### Selected extract

Trace Bullet stories are extremely time-consuming to write, so I don’t attempt them often. I’m not at all familiar with film noir or detective novels, so these are just spoofs on the clichés of the genre. Cartoonists don’t use black much anymore (the eye, being lazy, is attracted to empty white space, especially when the panels are so small), and we miss some dramatic possibilities that way.
The G.R.O.S.S club is based on similar clubs my next-door neighbor and I formed when we were kids. Our mission was to harass neighborhood girls, but if they wouldn’t come out, we’d often settle for harassing my brother. We prepared for a lot of great struggles that never happened. Once we gathered big hickory nuts, loaded them into a suitcase, locked it so nobody else could open it, and stashed it up high in a tree. When the critical moment came, we planned to scramble up the tree and unleash a hail of nuts upon our astonished pursuers. Six months later, when the leaves were down, we looked up and discovered the suitcase was still in the tree. The hinges had rusted, the nuts had rotted, and the suitcase was ruined. Our great plans often had this kind of boring anticlimax, which is why fiction comes in so handy.
During my fight to keep the syndicate from licensing my work, I sometimes drew strips that had additional private meanings for myself. The cartoon above mocked my ability to argue with the syndicate, and the cartoon below is how I interpreted the syndicate’s position. I wouldn’t have drawn these if the material didn’t stand on its own, or if it was in any way inconsistent with the characters, but cartoons such as these helped me laugh at my predicament at a time when very little about it seemed funny.
DINOSAURS
The dinosaurs I put in Calvin and Hobbes have become one of my favorite additions to the strip. Dinosaurs have appeared in many strips before mine, but I like to think I’ve treated them with a little more respect than they’ve often received at the hands of cartoonists.
When I was Calvin’s age, I had a nicely illustrated dinosaur book and some dinosaur models, so it was a natural step to have Calvin share that interest. The first dinosaurs I put in the strip were based on my childhood memories of them. Back in the ‘60s, dinosaurs were imagined as lumbering, dim-witted, cold-blooded, oversized lizards. That’s how I drew them in the first strips, and these drawings are now pretty embarrassing to look at. When I realized that dinosaurs offered Calvin interesting story possibilities, I started searching for books to rekindle my interest in them. It was then I discovered what I’d missed in paleontology during the last twenty years.

######
### Data

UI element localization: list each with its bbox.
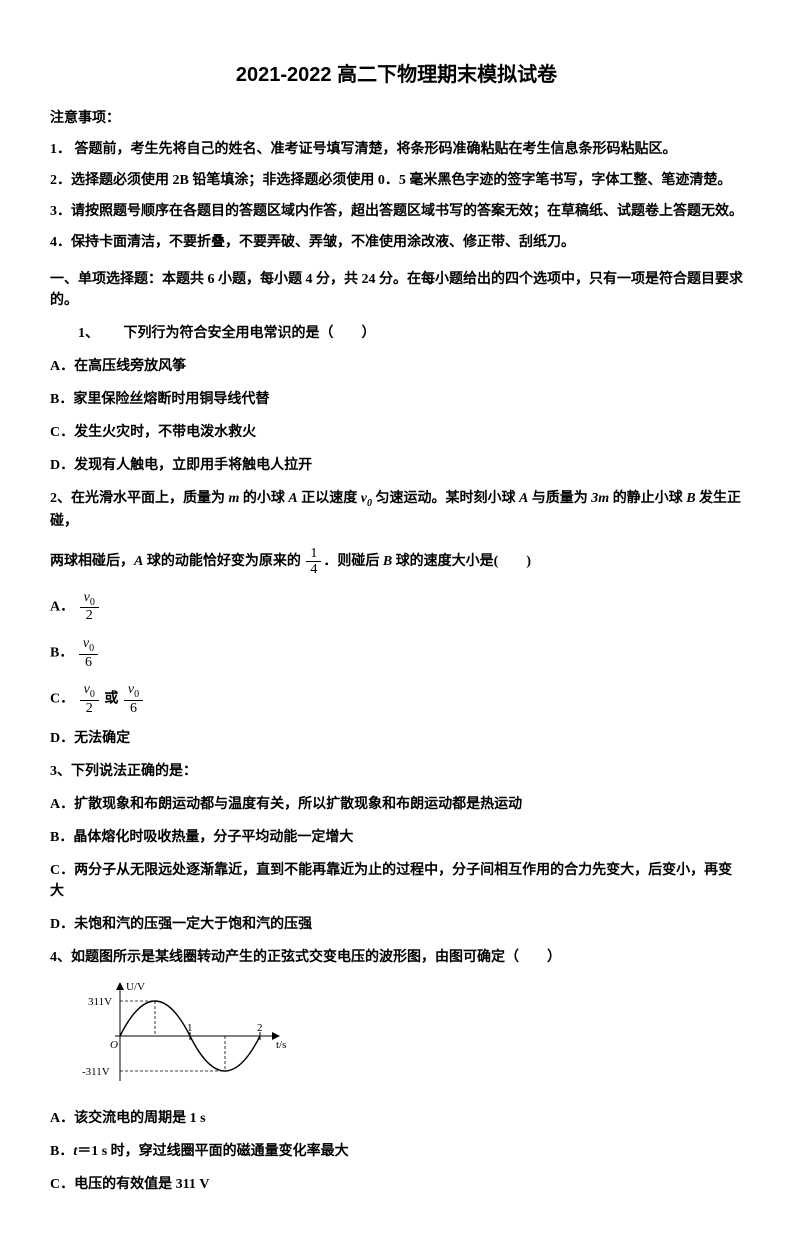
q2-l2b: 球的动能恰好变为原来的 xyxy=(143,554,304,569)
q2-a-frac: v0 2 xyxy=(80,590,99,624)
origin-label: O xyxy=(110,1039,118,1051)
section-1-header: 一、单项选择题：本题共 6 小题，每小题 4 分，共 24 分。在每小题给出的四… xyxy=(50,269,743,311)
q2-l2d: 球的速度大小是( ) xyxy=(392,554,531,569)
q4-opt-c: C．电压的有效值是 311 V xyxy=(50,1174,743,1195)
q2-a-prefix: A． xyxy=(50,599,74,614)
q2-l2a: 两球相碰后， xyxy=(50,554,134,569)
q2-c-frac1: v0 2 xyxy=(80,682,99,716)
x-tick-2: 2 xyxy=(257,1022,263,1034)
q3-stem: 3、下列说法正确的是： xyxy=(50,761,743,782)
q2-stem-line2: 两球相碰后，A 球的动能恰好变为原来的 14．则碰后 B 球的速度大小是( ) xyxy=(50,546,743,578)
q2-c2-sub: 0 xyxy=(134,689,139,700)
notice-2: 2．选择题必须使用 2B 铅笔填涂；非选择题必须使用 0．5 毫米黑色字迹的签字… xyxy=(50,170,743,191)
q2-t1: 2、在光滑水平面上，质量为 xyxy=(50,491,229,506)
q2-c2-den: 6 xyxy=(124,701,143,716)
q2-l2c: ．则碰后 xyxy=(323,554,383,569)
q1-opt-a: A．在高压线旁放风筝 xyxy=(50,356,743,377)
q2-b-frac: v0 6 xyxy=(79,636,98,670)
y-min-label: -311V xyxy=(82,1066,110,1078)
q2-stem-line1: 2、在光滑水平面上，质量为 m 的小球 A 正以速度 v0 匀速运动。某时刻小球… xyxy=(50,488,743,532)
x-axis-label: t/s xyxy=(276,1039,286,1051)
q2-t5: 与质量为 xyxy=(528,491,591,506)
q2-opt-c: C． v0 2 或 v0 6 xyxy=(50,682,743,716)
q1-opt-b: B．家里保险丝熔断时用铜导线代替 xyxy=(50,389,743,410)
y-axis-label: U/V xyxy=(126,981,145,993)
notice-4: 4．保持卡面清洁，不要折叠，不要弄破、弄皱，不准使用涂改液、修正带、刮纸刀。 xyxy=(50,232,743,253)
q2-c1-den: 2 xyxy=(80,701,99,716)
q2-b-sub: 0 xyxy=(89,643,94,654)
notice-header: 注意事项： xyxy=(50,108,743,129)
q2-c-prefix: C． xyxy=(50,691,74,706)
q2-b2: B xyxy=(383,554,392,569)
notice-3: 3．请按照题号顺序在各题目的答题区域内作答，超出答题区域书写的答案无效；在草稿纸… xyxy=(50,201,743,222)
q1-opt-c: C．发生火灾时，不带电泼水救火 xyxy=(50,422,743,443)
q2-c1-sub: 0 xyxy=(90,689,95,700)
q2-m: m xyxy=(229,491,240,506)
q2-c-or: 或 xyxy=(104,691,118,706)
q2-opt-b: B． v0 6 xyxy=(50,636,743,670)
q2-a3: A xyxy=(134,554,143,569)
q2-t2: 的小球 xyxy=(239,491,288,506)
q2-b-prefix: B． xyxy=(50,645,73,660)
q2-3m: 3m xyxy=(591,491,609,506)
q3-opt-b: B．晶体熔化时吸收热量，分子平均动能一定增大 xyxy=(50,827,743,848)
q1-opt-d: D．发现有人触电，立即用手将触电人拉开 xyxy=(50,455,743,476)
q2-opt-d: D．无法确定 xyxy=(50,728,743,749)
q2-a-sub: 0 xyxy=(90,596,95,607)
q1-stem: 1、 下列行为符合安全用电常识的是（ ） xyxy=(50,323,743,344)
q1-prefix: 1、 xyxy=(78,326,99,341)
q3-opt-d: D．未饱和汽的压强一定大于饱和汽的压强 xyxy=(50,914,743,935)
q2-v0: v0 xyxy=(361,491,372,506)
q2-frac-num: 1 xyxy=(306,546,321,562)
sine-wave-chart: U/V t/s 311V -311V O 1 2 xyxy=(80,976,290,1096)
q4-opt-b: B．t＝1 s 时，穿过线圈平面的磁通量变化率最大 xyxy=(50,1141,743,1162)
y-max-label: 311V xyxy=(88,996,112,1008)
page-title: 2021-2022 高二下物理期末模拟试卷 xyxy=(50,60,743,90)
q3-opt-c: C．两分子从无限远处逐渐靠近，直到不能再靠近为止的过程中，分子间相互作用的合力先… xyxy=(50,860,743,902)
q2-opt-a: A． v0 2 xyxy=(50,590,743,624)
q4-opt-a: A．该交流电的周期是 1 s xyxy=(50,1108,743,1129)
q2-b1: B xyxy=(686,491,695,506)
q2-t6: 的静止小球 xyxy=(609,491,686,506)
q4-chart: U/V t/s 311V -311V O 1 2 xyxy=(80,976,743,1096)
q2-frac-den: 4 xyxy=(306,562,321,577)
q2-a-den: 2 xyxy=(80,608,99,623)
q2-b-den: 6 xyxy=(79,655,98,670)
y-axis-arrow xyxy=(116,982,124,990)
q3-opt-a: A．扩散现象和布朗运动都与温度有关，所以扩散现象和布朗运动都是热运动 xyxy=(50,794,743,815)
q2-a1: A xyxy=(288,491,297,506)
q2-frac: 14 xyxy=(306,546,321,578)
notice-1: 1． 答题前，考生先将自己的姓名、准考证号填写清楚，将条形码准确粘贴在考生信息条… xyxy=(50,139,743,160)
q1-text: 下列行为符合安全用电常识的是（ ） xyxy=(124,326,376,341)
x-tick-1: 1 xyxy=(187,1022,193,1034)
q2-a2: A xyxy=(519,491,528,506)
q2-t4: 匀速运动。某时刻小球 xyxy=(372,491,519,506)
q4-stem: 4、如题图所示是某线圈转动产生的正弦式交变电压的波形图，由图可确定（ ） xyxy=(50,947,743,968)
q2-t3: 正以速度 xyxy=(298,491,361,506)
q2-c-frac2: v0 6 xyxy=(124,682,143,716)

######
### Data

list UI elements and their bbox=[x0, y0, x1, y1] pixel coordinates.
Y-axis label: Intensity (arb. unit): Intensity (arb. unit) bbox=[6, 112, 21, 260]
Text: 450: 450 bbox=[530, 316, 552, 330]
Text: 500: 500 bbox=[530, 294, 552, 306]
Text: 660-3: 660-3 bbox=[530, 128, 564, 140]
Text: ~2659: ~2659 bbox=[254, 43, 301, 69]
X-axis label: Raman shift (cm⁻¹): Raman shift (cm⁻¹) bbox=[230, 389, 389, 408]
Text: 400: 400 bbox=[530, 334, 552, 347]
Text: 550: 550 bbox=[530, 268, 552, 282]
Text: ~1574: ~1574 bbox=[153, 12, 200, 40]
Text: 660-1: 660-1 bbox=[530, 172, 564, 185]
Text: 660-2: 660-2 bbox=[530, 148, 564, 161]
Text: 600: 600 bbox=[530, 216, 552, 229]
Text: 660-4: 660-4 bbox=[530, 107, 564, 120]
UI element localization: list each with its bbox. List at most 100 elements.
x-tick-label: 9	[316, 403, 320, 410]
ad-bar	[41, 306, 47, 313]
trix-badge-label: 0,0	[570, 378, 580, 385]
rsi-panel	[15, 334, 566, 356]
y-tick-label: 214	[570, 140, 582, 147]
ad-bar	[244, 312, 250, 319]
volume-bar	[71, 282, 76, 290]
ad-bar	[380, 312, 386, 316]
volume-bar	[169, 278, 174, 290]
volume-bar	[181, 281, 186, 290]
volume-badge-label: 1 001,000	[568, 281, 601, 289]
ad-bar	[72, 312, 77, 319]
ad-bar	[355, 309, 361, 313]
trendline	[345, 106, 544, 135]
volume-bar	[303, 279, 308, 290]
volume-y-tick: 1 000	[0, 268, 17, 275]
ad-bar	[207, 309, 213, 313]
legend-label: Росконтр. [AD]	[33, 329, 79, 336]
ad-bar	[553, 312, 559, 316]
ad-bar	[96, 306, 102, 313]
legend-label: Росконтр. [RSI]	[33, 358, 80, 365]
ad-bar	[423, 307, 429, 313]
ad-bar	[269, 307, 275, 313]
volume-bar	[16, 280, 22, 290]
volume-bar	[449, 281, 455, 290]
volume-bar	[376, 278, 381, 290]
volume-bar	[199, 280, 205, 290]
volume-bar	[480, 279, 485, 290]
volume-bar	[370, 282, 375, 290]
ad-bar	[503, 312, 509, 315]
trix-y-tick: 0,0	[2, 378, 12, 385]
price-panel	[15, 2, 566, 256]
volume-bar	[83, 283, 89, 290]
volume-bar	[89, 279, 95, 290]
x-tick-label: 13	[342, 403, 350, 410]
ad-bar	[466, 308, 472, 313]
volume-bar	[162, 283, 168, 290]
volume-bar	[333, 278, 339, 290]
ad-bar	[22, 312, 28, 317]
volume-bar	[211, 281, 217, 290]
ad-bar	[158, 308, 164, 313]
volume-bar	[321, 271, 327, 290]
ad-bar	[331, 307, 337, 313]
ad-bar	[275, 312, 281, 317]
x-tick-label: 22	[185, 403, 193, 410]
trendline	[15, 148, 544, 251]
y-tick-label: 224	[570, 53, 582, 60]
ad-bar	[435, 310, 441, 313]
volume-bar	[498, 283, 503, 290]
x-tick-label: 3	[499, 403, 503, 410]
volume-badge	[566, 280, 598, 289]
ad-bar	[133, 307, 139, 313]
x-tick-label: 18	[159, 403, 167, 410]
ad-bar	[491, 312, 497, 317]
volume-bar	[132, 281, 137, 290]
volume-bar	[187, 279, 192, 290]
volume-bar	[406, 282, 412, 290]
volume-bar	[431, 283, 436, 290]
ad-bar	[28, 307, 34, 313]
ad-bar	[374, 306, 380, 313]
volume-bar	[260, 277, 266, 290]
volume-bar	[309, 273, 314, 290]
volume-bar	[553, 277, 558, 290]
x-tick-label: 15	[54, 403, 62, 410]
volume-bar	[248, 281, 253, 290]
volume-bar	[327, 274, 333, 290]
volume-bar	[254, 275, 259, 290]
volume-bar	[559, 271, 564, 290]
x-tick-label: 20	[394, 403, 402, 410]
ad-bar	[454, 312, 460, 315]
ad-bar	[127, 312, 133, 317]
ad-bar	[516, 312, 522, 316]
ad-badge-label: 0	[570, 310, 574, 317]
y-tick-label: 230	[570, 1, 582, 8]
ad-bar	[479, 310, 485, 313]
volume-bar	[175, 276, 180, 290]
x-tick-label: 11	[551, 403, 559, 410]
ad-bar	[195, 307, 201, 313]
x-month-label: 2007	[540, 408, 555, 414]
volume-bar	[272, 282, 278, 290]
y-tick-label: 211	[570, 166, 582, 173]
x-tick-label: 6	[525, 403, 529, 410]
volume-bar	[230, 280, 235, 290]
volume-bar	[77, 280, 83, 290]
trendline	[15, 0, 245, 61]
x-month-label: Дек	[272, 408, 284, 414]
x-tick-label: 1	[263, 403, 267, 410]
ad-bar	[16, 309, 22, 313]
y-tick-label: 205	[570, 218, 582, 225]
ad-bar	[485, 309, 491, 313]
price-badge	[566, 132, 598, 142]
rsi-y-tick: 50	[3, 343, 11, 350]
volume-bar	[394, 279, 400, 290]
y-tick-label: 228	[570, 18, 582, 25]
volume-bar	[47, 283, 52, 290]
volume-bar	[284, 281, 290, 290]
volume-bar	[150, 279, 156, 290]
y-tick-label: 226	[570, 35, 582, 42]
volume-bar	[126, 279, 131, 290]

######

Please write what comes next in the Calvin and Hobbes commentary, starting right after its final sentence. The entries come from a different source than the Calvin and Hobbes commentary.

Dinosaurs, I quickly learned, were wilder than anything I’d ever imagined. Tails up, with birdlike agility, these were truly the creatures of nightmares. My drawings began to reflect the new information, and which each strip, I’ve tried to learn more and to depict dinosaurs more accurately. I do this partly for my own amusement, and partly because, for Calvin, dinosaurs are very, very real.
Dinosaurs have expanded Calvin’s world and opened up some graphic possibilities. The biggest reward for me, however, has been the fun I’ve had exploring a new interest. I enjoy dinosaurs more now than I did as a kid, and much of the job of being a cartoonist lies in keeping alive a sense of curiosity and wonder. Sometimes the best way to generate new ideas is to go out and learn something.
BACK TO COMMENTARIES
Here is another story with Calvin and his cardboard box. Unlike most stories I write, this one creates some suspense at the beginning by dropping the reader into events without explaining what’s going on. The humor of this story depends on the reader being familiar with Calvin’s personalilty, so I could only do this sort of thing after the strip was established. Writing is most fun after readers are willing to enter the strip’s world on its own terms.
Drawing the strip as if it were a soap opera strip is a fun visual surprise, and the «serious» pictures make the dialogue even more ludicrous. For the sake of the satire, I wish I’d drawn this more stylishly, the way the best cartoonists of those strips did.
A political cartoon does not have to have labels written across everything, or make its point with a sledgehammer.
Preachy cartoons get tiresome quickly.
You can make your superhero a psychopath, you can draw gut-splattering violence, and you can call it a «graphic novel», but comic books are still incredibly stupid.
I entered a school safety poster contest when I was a kid. I labored over a careful drawing of Snoopy, which got me disqualified. I was crushed, but it was a pretty good lesson about the value of originality.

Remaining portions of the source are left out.